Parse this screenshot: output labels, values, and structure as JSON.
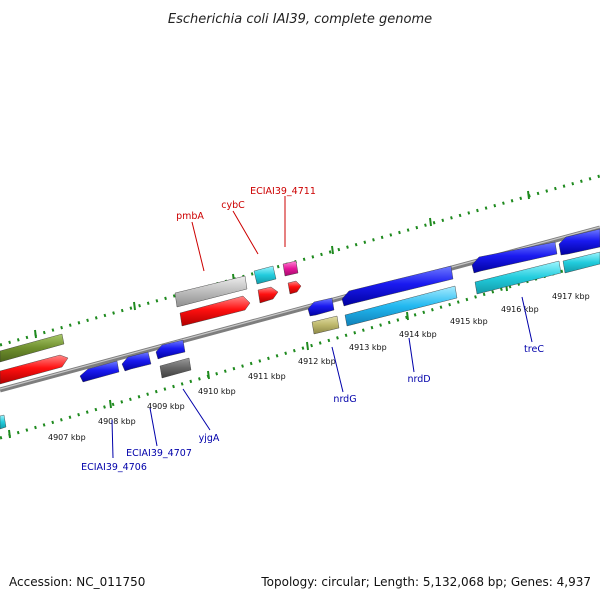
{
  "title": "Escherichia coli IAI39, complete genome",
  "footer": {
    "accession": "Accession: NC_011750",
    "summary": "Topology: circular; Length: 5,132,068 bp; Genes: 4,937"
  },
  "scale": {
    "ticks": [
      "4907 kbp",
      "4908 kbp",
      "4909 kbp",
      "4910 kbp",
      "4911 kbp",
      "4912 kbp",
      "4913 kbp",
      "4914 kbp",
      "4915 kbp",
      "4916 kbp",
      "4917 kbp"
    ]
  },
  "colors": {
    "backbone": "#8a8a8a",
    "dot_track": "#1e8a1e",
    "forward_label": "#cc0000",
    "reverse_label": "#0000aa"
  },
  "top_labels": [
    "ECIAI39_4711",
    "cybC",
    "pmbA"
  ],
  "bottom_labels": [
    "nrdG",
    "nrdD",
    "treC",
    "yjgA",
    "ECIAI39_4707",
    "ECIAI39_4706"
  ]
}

---

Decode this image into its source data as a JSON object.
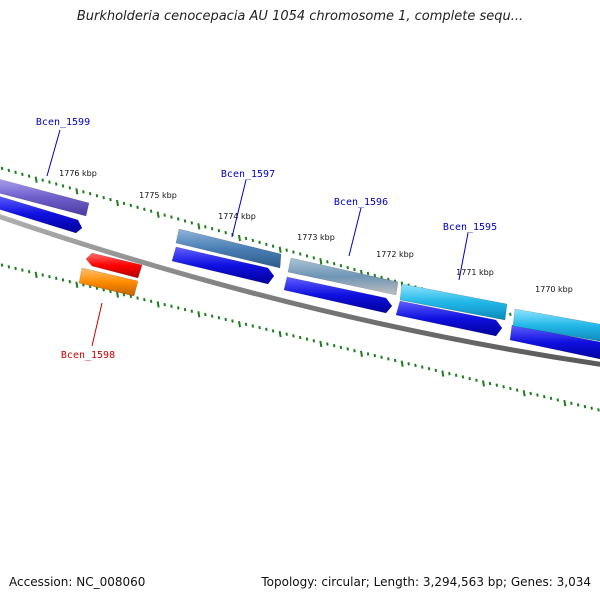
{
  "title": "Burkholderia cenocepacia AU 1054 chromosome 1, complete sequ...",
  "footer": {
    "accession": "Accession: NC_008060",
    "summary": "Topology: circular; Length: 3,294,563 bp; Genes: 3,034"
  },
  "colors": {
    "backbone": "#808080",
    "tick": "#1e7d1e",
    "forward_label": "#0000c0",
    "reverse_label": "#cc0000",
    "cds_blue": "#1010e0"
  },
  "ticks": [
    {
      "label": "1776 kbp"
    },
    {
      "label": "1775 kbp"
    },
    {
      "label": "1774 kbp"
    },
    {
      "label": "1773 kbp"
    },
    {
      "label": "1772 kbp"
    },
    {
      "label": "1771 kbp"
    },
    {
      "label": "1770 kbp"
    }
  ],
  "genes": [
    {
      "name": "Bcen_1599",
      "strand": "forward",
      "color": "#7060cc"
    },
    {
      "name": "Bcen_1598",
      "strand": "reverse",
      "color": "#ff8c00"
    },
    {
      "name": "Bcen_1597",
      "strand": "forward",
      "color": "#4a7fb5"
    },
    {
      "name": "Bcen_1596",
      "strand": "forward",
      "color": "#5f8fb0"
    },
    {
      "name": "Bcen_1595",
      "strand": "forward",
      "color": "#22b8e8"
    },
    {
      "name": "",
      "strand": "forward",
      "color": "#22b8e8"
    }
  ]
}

#### WORK TASK
When a line in the listing includes the word "name", report that line in full.

#### OUTPUT BELOW
      "name": "Bcen_1599",
      "name": "Bcen_1598",
      "name": "Bcen_1597",
      "name": "Bcen_1596",
      "name": "Bcen_1595",
      "name": "",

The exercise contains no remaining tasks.